Written task
Extract each line of the data below exactly as written.

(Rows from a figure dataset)

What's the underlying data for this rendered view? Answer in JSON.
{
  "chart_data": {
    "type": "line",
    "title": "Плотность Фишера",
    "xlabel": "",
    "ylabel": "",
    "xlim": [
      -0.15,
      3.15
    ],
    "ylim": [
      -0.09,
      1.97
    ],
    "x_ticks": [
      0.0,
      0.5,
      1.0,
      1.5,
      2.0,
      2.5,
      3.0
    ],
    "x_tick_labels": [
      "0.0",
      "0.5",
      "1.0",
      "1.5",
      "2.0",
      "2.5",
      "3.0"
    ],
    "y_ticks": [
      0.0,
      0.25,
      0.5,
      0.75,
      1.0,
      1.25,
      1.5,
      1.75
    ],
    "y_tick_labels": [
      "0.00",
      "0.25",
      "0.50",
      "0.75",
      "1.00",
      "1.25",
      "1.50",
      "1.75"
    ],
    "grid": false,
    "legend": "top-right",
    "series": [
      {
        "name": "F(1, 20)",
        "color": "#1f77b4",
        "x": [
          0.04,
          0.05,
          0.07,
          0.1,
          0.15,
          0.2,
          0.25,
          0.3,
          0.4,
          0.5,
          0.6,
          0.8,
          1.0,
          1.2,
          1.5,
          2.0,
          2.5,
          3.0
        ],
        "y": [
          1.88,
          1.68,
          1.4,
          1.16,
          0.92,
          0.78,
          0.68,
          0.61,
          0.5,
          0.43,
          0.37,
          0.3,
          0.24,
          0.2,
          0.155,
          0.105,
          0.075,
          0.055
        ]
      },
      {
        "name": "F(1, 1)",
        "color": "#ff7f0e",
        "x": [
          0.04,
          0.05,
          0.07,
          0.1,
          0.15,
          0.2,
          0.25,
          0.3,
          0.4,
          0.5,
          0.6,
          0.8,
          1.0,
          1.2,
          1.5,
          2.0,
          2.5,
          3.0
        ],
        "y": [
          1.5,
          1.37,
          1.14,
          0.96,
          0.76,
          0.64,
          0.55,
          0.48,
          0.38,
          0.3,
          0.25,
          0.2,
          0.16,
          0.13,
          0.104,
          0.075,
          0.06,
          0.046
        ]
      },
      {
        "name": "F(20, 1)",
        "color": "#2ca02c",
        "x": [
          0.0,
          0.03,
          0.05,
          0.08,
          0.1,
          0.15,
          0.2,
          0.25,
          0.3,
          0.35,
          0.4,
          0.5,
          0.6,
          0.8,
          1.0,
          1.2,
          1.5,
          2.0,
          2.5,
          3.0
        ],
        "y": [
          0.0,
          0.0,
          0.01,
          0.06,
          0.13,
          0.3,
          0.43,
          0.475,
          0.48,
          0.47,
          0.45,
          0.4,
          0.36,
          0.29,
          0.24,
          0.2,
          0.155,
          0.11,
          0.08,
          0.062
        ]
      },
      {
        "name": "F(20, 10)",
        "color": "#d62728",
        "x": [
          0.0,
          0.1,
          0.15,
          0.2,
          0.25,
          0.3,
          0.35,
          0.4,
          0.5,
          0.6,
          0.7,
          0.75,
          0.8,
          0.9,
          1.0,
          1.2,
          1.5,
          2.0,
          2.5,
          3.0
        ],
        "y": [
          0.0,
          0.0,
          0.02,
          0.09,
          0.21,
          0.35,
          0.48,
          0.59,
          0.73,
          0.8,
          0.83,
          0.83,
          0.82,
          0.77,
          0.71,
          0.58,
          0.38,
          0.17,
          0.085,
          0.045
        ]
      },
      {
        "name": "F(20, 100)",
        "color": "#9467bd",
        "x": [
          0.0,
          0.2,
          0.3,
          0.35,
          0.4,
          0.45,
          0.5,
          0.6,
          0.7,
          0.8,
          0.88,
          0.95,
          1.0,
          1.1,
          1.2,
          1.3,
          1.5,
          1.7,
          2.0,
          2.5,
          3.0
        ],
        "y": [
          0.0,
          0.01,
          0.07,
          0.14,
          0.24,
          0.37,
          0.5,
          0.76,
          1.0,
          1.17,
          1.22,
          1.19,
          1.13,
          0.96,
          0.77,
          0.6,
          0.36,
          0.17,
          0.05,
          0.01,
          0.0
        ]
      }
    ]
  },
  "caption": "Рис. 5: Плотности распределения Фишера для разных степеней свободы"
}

Exercise result
What's the underlying data for this rendered view? Answer in JSON.
{
  "chart_data": {
    "type": "line",
    "title": "Плотность Фишера",
    "xlabel": "",
    "ylabel": "",
    "xlim": [
      -0.15,
      3.15
    ],
    "ylim": [
      -0.09,
      1.97
    ],
    "x_ticks": [
      0.0,
      0.5,
      1.0,
      1.5,
      2.0,
      2.5,
      3.0
    ],
    "x_tick_labels": [
      "0.0",
      "0.5",
      "1.0",
      "1.5",
      "2.0",
      "2.5",
      "3.0"
    ],
    "y_ticks": [
      0.0,
      0.25,
      0.5,
      0.75,
      1.0,
      1.25,
      1.5,
      1.75
    ],
    "y_tick_labels": [
      "0.00",
      "0.25",
      "0.50",
      "0.75",
      "1.00",
      "1.25",
      "1.50",
      "1.75"
    ],
    "grid": false,
    "legend": "top-right",
    "series": [
      {
        "name": "F(1, 20)",
        "color": "#1f77b4",
        "x": [
          0.04,
          0.05,
          0.07,
          0.1,
          0.15,
          0.2,
          0.25,
          0.3,
          0.4,
          0.5,
          0.6,
          0.8,
          1.0,
          1.2,
          1.5,
          2.0,
          2.5,
          3.0
        ],
        "y": [
          1.88,
          1.68,
          1.4,
          1.16,
          0.92,
          0.78,
          0.68,
          0.61,
          0.5,
          0.43,
          0.37,
          0.3,
          0.24,
          0.2,
          0.155,
          0.105,
          0.075,
          0.055
        ]
      },
      {
        "name": "F(1, 1)",
        "color": "#ff7f0e",
        "x": [
          0.04,
          0.05,
          0.07,
          0.1,
          0.15,
          0.2,
          0.25,
          0.3,
          0.4,
          0.5,
          0.6,
          0.8,
          1.0,
          1.2,
          1.5,
          2.0,
          2.5,
          3.0
        ],
        "y": [
          1.5,
          1.37,
          1.14,
          0.96,
          0.76,
          0.64,
          0.55,
          0.48,
          0.38,
          0.3,
          0.25,
          0.2,
          0.16,
          0.13,
          0.104,
          0.075,
          0.06,
          0.046
        ]
      },
      {
        "name": "F(20, 1)",
        "color": "#2ca02c",
        "x": [
          0.0,
          0.03,
          0.05,
          0.08,
          0.1,
          0.15,
          0.2,
          0.25,
          0.3,
          0.35,
          0.4,
          0.5,
          0.6,
          0.8,
          1.0,
          1.2,
          1.5,
          2.0,
          2.5,
          3.0
        ],
        "y": [
          0.0,
          0.0,
          0.01,
          0.06,
          0.13,
          0.3,
          0.43,
          0.475,
          0.48,
          0.47,
          0.45,
          0.4,
          0.36,
          0.29,
          0.24,
          0.2,
          0.155,
          0.11,
          0.08,
          0.062
        ]
      },
      {
        "name": "F(20, 10)",
        "color": "#d62728",
        "x": [
          0.0,
          0.1,
          0.15,
          0.2,
          0.25,
          0.3,
          0.35,
          0.4,
          0.5,
          0.6,
          0.7,
          0.75,
          0.8,
          0.9,
          1.0,
          1.2,
          1.5,
          2.0,
          2.5,
          3.0
        ],
        "y": [
          0.0,
          0.0,
          0.02,
          0.09,
          0.21,
          0.35,
          0.48,
          0.59,
          0.73,
          0.8,
          0.83,
          0.83,
          0.82,
          0.77,
          0.71,
          0.58,
          0.38,
          0.17,
          0.085,
          0.045
        ]
      },
      {
        "name": "F(20, 100)",
        "color": "#9467bd",
        "x": [
          0.0,
          0.2,
          0.3,
          0.35,
          0.4,
          0.45,
          0.5,
          0.6,
          0.7,
          0.8,
          0.88,
          0.95,
          1.0,
          1.1,
          1.2,
          1.3,
          1.5,
          1.7,
          2.0,
          2.5,
          3.0
        ],
        "y": [
          0.0,
          0.01,
          0.07,
          0.14,
          0.24,
          0.37,
          0.5,
          0.76,
          1.0,
          1.17,
          1.22,
          1.19,
          1.13,
          0.96,
          0.77,
          0.6,
          0.36,
          0.17,
          0.05,
          0.01,
          0.0
        ]
      }
    ]
  },
  "caption": "Рис. 5: Плотности распределения Фишера для разных степеней свободы"
}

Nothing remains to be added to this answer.